▶ _Work to do_
Wherever a line holds the string "временной", copy that line.

▶ _Data shown_
▼▼▼

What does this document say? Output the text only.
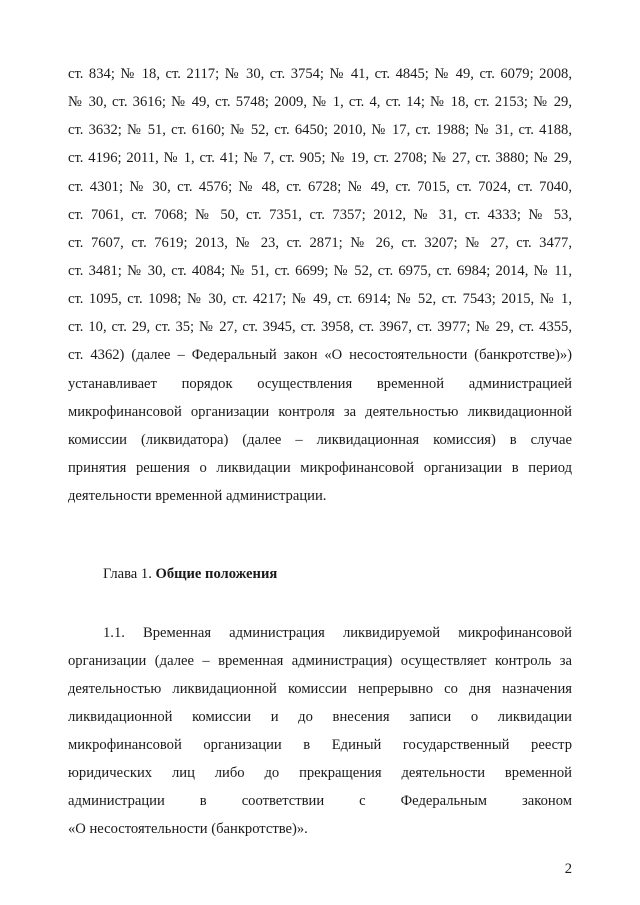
ст. 834; № 18, ст. 2117; № 30, ст. 3754; № 41, ст. 4845; № 49, ст. 6079; 2008,
№ 30, ст. 3616; № 49, ст. 5748; 2009, № 1, ст. 4, ст. 14; № 18, ст. 2153; № 29,
ст. 3632; № 51, ст. 6160; № 52, ст. 6450; 2010, № 17, ст. 1988; № 31, ст. 4188,
ст. 4196; 2011, № 1, ст. 41; № 7, ст. 905; № 19, ст. 2708; № 27, ст. 3880; № 29,
ст. 4301; № 30, ст. 4576; № 48, ст. 6728; № 49, ст. 7015, ст. 7024, ст. 7040,
ст. 7061, ст. 7068; № 50, ст. 7351, ст. 7357; 2012, № 31, ст. 4333; № 53,
ст. 7607, ст. 7619; 2013, № 23, ст. 2871; № 26, ст. 3207; № 27, ст. 3477,
ст. 3481; № 30, ст. 4084; № 51, ст. 6699; № 52, ст. 6975, ст. 6984; 2014, № 11,
ст. 1095, ст. 1098; № 30, ст. 4217; № 49, ст. 6914; № 52, ст. 7543; 2015, № 1,
ст. 10, ст. 29, ст. 35; № 27, ст. 3945, ст. 3958, ст. 3967, ст. 3977; № 29, ст. 4355,
ст. 4362) (далее – Федеральный закон «О несостоятельности (банкротстве)»)
устанавливает порядок осуществления временной администрацией
микрофинансовой организации контроля за деятельностью ликвидационной
комиссии (ликвидатора) (далее – ликвидационная комиссия) в случае
принятия решения о ликвидации микрофинансовой организации в период
деятельности временной администрации.
Глава 1. Общие положения
1.1. Временная администрация ликвидируемой микрофинансовой
организации (далее – временная администрация) осуществляет контроль за
деятельностью ликвидационной комиссии непрерывно со дня назначения
ликвидационной комиссии и до внесения записи о ликвидации
микрофинансовой организации в Единый государственный реестр
юридических лиц либо до прекращения деятельности временной
администрации в соответствии с Федеральным законом
«О несостоятельности (банкротстве)».
2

▲▲▲

▶ _Completed task_
устанавливает порядок осуществления временной администрацией
деятельности временной администрации.
юридических лиц либо до прекращения деятельности временной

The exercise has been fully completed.